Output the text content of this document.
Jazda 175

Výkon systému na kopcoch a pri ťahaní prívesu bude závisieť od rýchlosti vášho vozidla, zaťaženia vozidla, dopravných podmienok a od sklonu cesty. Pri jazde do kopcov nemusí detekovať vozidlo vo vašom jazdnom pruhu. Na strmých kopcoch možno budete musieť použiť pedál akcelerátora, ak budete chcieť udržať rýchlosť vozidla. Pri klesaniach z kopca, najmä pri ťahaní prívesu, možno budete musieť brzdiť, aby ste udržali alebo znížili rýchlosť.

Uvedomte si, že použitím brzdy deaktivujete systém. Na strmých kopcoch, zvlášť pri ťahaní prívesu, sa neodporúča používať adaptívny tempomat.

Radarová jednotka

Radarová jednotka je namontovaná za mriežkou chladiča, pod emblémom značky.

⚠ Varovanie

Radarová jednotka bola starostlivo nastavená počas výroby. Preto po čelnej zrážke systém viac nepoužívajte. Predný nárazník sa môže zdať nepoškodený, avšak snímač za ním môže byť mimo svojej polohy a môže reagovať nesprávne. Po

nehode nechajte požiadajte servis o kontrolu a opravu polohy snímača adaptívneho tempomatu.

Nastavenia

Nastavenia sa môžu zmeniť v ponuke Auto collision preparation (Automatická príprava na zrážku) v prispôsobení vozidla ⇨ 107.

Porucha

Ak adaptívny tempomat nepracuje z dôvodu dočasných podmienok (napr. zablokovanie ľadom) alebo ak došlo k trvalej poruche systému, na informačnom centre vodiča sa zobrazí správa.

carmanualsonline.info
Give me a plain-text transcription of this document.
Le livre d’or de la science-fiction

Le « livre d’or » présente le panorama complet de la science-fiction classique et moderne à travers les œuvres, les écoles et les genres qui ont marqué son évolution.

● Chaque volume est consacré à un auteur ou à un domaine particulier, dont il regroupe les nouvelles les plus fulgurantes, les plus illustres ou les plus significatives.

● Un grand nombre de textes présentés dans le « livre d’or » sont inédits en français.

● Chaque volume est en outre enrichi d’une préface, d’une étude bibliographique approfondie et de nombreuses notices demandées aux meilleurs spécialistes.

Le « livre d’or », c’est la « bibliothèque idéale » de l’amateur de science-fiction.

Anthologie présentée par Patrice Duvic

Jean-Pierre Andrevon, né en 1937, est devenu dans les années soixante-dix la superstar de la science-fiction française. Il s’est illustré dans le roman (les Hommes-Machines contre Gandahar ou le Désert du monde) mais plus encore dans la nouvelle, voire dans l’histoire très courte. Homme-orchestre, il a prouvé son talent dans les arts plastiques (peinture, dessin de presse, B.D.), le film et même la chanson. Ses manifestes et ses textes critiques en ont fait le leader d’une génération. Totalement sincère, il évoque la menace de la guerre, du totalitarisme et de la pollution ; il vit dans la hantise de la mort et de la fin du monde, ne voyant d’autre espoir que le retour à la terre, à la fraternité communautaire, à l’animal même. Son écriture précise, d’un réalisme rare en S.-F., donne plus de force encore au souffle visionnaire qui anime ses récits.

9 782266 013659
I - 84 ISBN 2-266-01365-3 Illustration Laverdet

• _Stated task_:
Each line that has the word "document" should be copied.

• _Written solution_:
Output the text content of this document.
Give me a plain-text transcription of this document.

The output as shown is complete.